**Set problem:** Reproduce every line in the listing that contains the word "значение".

-- Start of Given information --

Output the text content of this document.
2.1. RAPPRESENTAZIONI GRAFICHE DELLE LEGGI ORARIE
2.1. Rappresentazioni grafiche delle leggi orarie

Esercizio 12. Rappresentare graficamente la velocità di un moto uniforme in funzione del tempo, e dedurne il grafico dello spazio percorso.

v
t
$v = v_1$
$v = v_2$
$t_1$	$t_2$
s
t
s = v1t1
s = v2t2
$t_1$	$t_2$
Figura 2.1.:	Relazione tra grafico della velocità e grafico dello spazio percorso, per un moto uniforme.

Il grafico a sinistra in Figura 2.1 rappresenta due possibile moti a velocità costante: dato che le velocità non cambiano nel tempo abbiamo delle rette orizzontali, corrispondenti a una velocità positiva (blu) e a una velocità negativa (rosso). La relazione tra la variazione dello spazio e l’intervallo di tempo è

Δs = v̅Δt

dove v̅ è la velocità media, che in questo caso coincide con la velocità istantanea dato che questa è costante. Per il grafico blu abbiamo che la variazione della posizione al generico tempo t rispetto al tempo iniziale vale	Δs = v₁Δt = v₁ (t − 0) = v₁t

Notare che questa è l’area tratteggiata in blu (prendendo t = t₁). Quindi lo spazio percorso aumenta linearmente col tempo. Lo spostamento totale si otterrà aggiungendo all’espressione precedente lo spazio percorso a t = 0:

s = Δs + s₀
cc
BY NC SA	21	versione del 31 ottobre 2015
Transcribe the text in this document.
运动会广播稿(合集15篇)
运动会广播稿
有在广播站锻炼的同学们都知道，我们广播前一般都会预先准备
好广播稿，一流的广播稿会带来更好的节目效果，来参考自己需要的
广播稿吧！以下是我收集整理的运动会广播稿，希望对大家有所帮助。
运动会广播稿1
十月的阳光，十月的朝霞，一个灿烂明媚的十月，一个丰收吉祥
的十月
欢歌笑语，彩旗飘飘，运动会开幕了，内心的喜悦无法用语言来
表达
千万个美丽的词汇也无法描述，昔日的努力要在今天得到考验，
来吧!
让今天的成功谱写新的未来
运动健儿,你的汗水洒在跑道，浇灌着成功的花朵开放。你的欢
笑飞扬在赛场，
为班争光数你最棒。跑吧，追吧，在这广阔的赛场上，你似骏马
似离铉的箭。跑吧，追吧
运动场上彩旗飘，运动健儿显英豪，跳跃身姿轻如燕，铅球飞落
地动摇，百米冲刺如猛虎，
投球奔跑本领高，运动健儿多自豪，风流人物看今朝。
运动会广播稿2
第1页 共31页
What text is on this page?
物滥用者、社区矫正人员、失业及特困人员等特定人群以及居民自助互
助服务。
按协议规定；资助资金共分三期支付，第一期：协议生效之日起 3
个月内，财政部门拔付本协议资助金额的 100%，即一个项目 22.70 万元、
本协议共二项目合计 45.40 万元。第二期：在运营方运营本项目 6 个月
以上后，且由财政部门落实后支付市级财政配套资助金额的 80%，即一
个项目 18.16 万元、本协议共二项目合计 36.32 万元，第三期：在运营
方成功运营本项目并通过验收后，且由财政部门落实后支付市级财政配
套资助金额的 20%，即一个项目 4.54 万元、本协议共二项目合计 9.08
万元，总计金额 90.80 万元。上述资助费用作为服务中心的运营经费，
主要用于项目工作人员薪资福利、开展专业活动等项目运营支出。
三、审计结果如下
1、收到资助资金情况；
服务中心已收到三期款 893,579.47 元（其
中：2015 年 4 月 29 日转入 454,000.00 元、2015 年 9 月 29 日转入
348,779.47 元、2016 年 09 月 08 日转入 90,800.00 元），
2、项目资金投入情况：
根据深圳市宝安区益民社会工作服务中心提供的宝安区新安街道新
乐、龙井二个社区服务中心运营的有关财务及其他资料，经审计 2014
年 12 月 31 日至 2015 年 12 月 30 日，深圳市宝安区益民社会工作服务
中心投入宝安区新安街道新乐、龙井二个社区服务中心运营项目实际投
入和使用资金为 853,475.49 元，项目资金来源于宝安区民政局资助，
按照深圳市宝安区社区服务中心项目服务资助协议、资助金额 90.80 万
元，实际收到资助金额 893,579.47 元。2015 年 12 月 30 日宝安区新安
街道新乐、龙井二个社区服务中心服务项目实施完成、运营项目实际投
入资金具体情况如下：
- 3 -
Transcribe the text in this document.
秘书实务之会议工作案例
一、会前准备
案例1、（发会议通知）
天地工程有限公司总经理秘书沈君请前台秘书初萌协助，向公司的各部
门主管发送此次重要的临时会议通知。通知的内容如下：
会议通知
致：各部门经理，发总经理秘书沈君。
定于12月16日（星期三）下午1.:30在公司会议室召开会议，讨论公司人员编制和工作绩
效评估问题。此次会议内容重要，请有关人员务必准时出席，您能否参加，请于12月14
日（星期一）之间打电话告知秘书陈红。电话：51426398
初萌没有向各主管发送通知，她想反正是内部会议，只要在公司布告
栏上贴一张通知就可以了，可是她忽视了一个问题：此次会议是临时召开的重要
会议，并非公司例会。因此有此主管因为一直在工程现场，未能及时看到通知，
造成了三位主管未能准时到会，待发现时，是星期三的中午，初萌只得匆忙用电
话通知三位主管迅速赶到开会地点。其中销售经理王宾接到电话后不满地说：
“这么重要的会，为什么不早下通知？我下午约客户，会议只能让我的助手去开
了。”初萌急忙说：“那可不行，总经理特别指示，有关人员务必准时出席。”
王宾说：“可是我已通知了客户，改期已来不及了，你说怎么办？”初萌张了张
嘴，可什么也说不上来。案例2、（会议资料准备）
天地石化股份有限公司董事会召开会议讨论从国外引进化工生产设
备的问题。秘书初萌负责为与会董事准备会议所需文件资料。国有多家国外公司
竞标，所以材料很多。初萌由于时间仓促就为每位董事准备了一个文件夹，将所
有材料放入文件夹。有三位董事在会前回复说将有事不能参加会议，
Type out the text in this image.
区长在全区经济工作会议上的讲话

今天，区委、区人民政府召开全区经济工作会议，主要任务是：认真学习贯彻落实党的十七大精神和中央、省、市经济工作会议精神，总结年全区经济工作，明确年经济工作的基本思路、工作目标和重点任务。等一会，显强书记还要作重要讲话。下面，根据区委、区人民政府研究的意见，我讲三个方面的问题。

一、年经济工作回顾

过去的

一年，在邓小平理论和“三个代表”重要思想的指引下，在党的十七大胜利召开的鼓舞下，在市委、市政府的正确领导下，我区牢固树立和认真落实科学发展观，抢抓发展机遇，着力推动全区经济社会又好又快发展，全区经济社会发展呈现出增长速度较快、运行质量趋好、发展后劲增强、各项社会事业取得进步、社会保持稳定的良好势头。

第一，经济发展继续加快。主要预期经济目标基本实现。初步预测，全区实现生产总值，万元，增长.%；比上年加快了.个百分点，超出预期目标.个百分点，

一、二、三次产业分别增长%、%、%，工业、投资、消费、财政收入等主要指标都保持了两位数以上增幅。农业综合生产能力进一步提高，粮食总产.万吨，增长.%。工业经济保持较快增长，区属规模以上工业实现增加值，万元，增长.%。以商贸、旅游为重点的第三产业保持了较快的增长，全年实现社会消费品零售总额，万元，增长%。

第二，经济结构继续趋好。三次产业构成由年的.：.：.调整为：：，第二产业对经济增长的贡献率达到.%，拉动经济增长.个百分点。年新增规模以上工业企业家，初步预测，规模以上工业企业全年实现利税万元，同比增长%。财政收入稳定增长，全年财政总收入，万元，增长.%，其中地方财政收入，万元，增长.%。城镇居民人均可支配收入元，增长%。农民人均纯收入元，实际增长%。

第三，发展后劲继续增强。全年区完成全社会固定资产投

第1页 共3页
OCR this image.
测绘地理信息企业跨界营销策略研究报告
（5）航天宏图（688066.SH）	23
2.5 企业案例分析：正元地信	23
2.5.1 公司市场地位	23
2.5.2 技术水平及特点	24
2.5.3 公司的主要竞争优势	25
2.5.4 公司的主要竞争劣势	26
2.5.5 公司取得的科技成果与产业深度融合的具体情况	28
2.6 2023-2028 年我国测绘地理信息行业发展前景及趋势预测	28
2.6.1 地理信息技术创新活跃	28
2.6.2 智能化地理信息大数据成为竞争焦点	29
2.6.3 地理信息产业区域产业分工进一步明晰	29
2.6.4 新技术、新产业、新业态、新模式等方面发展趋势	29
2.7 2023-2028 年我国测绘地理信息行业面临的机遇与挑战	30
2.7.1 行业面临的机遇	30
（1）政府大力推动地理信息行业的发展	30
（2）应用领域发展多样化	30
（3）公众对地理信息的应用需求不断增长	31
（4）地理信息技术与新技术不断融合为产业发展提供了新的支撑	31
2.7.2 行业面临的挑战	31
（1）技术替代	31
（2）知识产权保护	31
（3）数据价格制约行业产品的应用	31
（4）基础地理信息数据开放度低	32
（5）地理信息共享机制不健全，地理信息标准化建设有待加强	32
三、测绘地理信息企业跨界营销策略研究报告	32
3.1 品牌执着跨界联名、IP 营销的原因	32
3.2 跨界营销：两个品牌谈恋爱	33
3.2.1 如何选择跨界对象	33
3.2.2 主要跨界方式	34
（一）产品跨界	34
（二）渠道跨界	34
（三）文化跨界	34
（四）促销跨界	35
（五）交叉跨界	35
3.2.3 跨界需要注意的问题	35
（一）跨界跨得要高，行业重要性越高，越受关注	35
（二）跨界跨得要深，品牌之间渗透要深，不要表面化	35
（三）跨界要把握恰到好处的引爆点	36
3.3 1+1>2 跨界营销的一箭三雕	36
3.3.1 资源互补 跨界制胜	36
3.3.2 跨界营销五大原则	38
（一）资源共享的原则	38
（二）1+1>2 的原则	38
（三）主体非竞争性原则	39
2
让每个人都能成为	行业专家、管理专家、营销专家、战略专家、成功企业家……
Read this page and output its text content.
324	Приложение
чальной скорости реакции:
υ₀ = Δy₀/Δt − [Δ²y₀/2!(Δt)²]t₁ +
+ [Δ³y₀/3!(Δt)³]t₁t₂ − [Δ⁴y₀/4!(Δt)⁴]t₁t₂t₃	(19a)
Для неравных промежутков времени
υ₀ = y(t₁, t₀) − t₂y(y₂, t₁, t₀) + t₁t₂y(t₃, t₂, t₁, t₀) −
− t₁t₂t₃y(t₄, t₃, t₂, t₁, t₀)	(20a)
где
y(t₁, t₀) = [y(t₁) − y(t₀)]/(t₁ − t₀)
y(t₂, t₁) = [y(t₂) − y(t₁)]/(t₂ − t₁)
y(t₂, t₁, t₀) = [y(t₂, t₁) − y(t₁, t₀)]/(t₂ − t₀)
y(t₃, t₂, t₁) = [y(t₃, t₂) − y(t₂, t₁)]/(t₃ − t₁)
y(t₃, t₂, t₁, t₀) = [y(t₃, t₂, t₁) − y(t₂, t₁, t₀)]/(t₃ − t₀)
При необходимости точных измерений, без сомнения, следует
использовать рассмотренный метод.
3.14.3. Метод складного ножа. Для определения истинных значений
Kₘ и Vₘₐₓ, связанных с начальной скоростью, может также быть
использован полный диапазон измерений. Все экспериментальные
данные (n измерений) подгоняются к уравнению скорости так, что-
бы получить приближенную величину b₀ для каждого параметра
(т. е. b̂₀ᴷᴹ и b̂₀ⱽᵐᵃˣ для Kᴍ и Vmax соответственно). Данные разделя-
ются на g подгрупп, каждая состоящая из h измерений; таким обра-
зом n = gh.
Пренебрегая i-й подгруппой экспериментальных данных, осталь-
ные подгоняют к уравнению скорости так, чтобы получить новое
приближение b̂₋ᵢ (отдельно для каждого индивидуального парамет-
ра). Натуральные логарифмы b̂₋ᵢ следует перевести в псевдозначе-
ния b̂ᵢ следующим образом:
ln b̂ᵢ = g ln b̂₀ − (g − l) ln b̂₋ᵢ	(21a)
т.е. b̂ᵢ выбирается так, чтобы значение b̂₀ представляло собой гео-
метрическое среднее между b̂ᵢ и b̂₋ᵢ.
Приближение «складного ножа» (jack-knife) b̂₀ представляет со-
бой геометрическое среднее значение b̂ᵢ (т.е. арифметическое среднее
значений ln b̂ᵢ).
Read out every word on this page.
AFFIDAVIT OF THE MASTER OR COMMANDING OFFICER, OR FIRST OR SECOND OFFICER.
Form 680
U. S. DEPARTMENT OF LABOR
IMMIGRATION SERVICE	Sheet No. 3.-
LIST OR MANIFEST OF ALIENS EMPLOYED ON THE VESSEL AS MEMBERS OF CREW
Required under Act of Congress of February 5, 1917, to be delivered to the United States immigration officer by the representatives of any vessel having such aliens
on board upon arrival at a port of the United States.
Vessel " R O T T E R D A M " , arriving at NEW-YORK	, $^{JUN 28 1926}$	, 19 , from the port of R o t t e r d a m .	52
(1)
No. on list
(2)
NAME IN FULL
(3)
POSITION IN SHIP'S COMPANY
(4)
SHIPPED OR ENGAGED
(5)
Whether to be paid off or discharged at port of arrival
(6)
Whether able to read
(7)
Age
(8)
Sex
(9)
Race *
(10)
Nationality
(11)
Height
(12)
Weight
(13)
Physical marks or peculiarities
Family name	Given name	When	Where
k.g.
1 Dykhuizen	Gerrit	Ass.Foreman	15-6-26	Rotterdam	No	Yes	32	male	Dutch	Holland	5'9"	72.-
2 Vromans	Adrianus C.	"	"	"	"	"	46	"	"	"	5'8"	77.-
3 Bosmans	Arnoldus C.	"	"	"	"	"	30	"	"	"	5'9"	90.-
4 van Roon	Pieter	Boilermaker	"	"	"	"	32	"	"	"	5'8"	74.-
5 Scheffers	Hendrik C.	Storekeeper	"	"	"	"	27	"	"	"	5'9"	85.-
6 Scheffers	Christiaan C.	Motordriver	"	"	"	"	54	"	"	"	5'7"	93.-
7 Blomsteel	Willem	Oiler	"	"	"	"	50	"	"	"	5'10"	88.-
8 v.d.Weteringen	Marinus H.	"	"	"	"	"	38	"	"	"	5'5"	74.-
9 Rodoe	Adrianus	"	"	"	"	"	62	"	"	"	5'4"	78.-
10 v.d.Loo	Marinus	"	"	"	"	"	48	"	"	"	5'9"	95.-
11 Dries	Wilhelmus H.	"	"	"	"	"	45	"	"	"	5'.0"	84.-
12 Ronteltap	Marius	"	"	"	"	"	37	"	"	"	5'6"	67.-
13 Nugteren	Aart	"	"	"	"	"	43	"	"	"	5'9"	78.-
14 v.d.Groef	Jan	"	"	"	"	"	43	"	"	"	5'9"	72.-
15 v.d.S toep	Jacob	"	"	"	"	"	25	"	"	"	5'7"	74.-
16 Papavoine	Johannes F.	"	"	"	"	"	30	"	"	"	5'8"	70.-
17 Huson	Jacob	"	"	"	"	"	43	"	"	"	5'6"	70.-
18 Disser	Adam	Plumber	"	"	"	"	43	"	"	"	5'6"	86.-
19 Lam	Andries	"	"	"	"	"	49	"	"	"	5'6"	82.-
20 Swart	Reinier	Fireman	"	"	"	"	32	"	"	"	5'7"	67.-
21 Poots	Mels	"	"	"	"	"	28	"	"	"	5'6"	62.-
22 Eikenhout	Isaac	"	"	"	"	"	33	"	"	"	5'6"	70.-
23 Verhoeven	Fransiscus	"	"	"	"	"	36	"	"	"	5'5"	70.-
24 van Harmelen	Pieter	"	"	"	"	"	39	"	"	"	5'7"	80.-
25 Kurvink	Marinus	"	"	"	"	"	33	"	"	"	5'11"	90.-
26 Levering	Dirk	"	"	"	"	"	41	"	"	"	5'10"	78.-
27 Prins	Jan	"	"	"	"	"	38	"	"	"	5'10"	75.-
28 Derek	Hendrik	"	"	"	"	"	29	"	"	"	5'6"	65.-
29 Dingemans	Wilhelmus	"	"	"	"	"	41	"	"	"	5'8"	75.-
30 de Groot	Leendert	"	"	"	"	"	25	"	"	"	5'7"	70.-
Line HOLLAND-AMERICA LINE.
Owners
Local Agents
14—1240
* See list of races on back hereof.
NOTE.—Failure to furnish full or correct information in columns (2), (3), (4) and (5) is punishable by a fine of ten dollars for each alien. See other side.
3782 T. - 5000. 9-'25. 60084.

-- End of Given information --

**Result below:**
т.е. b̂ᵢ выбирается так, чтобы значение b̂₀ представляло собой гео-
бой геометрическое среднее значение b̂ᵢ (т.е. арифметическое среднее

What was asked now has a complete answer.